(To be done):
Sift the listing for lines that hold the string "Live" and pull them out.

(Figure data in JSON):
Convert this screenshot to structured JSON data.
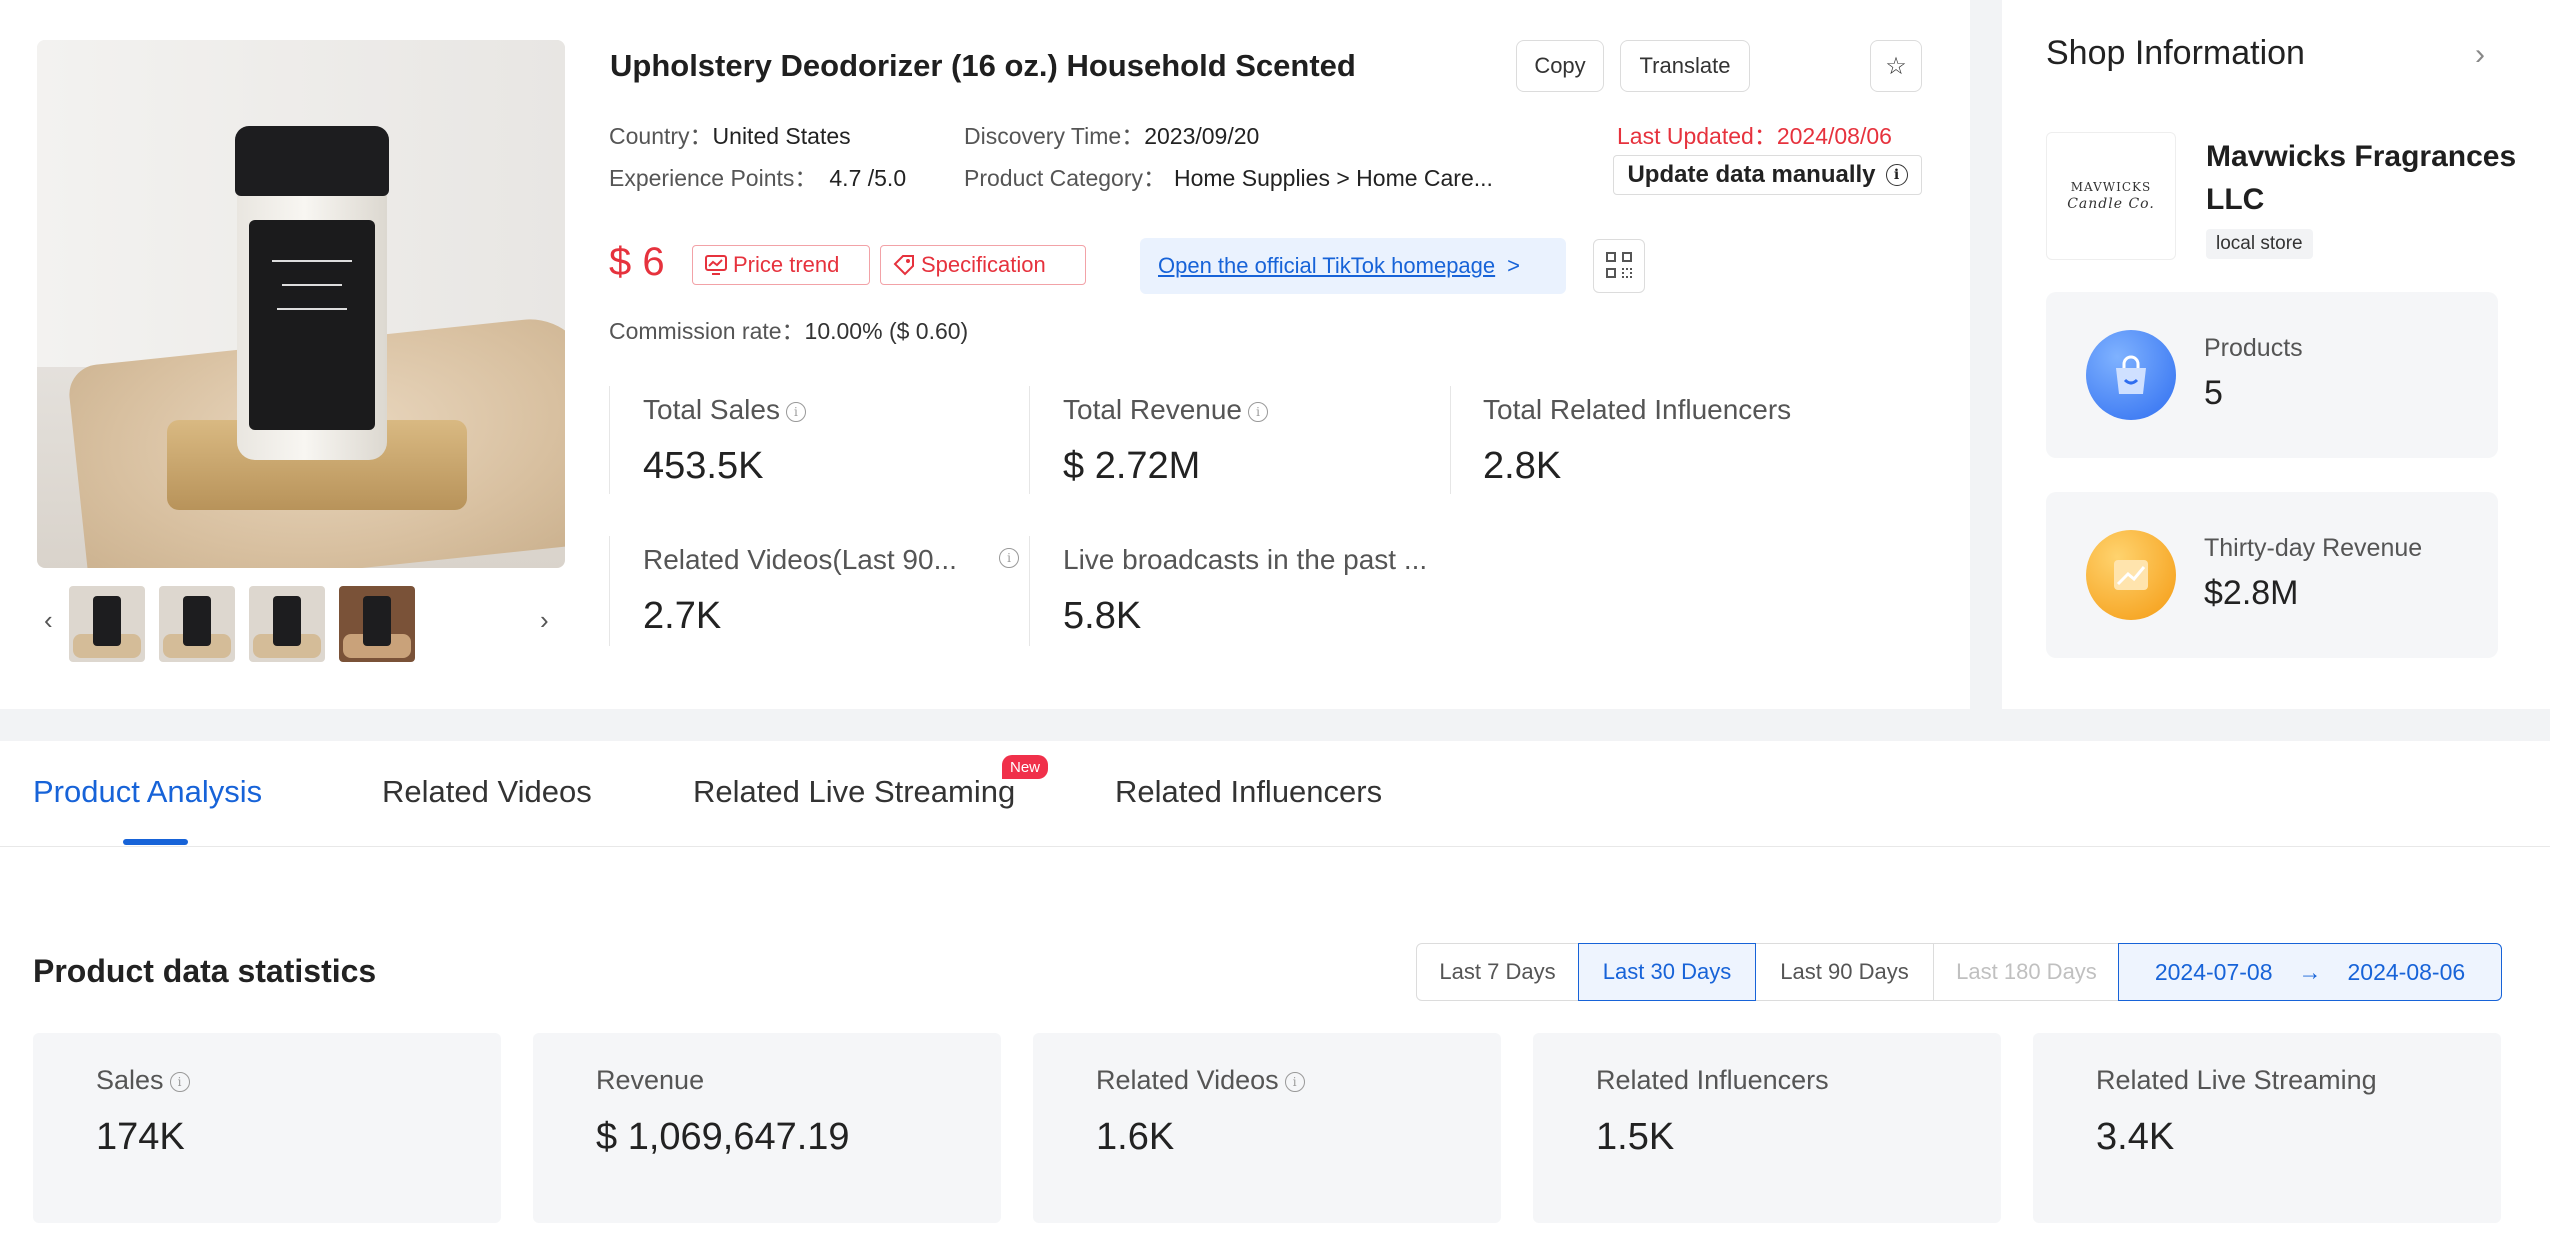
{
  "product": {
    "title": "Upholstery Deodorizer (16 oz.) Household Scented",
    "copy_label": "Copy",
    "translate_label": "Translate",
    "country_key": "Country：",
    "country": "United States",
    "discovery_key": "Discovery Time：",
    "discovery": "2023/09/20",
    "last_updated_key": "Last Updated：",
    "last_updated": "2024/08/06",
    "experience_key": "Experience Points：",
    "experience": "4.7 /5.0",
    "category_key": "Product Category：",
    "category": "Home Supplies > Home Care...",
    "update_btn": "Update data manually",
    "price": "$ 6",
    "price_trend": "Price trend",
    "specification": "Specification",
    "tiktok_link": "Open the official TikTok homepage",
    "tiktok_arrow": ">",
    "commission_key": "Commission rate：",
    "commission": "10.00% ($ 0.60)"
  },
  "overview": [
    {
      "label": "Total Sales",
      "value": "453.5K"
    },
    {
      "label": "Total Revenue",
      "value": "$ 2.72M"
    },
    {
      "label": "Total Related Influencers",
      "value": "2.8K"
    },
    {
      "label": "Related Videos(Last 90...",
      "value": "2.7K"
    },
    {
      "label": "Live broadcasts in the past ...",
      "value": "5.8K"
    }
  ],
  "shop": {
    "title": "Shop Information",
    "logo_text": "MAVWICKS",
    "logo_script": "Candle Co.",
    "name": "Mavwicks Fragrances LLC",
    "badge": "local store",
    "products_label": "Products",
    "products_value": "5",
    "revenue_label": "Thirty-day Revenue",
    "revenue_value": "$2.8M"
  },
  "tabs": [
    {
      "label": "Product Analysis",
      "active": true
    },
    {
      "label": "Related Videos"
    },
    {
      "label": "Related Live Streaming",
      "badge": "New"
    },
    {
      "label": "Related Influencers"
    }
  ],
  "stats": {
    "title": "Product data statistics",
    "ranges": [
      "Last 7 Days",
      "Last 30 Days",
      "Last 90 Days",
      "Last 180 Days"
    ],
    "active_range": "Last 30 Days",
    "date_from": "2024-07-08",
    "date_arrow": "→",
    "date_to": "2024-08-06",
    "cards": [
      {
        "label": "Sales",
        "value": "174K"
      },
      {
        "label": "Revenue",
        "value": "$ 1,069,647.19"
      },
      {
        "label": "Related Videos",
        "value": "1.6K"
      },
      {
        "label": "Related Influencers",
        "value": "1.5K"
      },
      {
        "label": "Related Live Streaming",
        "value": "3.4K"
      }
    ]
  },
  "colors": {
    "accent": "#1763d8",
    "danger": "#e6323d"
  }
}
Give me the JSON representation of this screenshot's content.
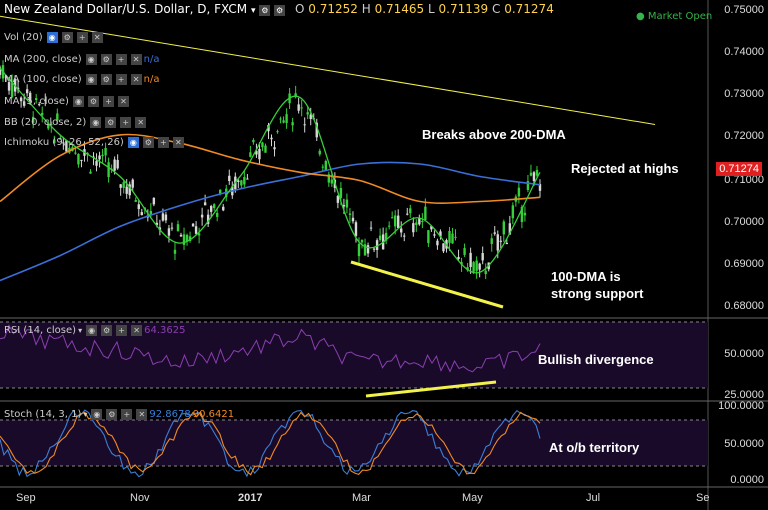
{
  "header": {
    "title": "New Zealand Dollar/U.S. Dollar, D, FXCM",
    "open_label": "O",
    "open": "0.71252",
    "high_label": "H",
    "high": "0.71465",
    "low_label": "L",
    "low": "0.71139",
    "close_label": "C",
    "close": "0.71274",
    "market_status": "Market Open"
  },
  "indicators": [
    {
      "label": "Vol (20)",
      "value": ""
    },
    {
      "label": "MA (200, close)",
      "value": "n/a"
    },
    {
      "label": "MA (100, close)",
      "value": "n/a"
    },
    {
      "label": "MA (5, close)",
      "value": ""
    },
    {
      "label": "BB (20, close, 2)",
      "value": ""
    },
    {
      "label": "Ichimoku (9, 26, 52, 26)",
      "value": ""
    }
  ],
  "price_axis": [
    "0.75000",
    "0.74000",
    "0.73000",
    "0.72000",
    "0.71000",
    "0.70000",
    "0.69000",
    "0.68000"
  ],
  "current_price": "0.71274",
  "rsi": {
    "label": "RSI (14, close)",
    "value": "64.3625",
    "axis": [
      "50.0000",
      "25.0000"
    ]
  },
  "stoch": {
    "label": "Stoch (14, 3, 1)",
    "value1": "92.8678",
    "value2": "90.6421",
    "axis": [
      "100.0000",
      "50.0000",
      "0.0000"
    ]
  },
  "x_axis": [
    "Sep",
    "Nov",
    "2017",
    "Mar",
    "May",
    "Jul",
    "Se"
  ],
  "annotations": {
    "breaks": "Breaks above 200-DMA",
    "rejected": "Rejected at highs",
    "support_line1": "100-DMA is",
    "support_line2": "strong support",
    "divergence": "Bullish divergence",
    "ob": "At o/b territory"
  },
  "colors": {
    "ma200": "#3a6fd8",
    "ma100": "#f08a24",
    "ma5": "#36d03a",
    "rsi": "#8a3fb0",
    "stoch_k": "#3a7fd8",
    "stoch_d": "#f08a24",
    "trendline": "#f2f24a",
    "price_tag": "#e02020"
  },
  "chart_data": {
    "type": "line",
    "title": "New Zealand Dollar/U.S. Dollar, D, FXCM",
    "xlabel": "",
    "ylabel": "",
    "ylim": [
      0.678,
      0.752
    ],
    "x_ticks": [
      "Sep",
      "Nov",
      "2017",
      "Mar",
      "May",
      "Jul",
      "Se"
    ],
    "x": [
      "2016-09",
      "2016-10",
      "2016-11",
      "2016-12",
      "2017-01",
      "2017-02",
      "2017-03",
      "2017-04",
      "2017-05",
      "2017-06"
    ],
    "series": [
      {
        "values": [
          0.738,
          0.722,
          0.712,
          0.696,
          0.712,
          0.731,
          0.696,
          0.702,
          0.689,
          0.713
        ]
      },
      {
        "values": [
          0.687,
          0.693,
          0.7,
          0.705,
          0.709,
          0.712,
          0.715,
          0.715,
          0.712,
          0.71
        ]
      },
      {
        "values": [
          0.706,
          0.717,
          0.722,
          0.72,
          0.716,
          0.713,
          0.711,
          0.706,
          0.706,
          0.707
        ]
      }
    ],
    "grid": false
  }
}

(Final result):
      "label": "Live broadcasts in the past ...",
      "label": "Related Live Streaming",
        "label": "Related Live Streaming",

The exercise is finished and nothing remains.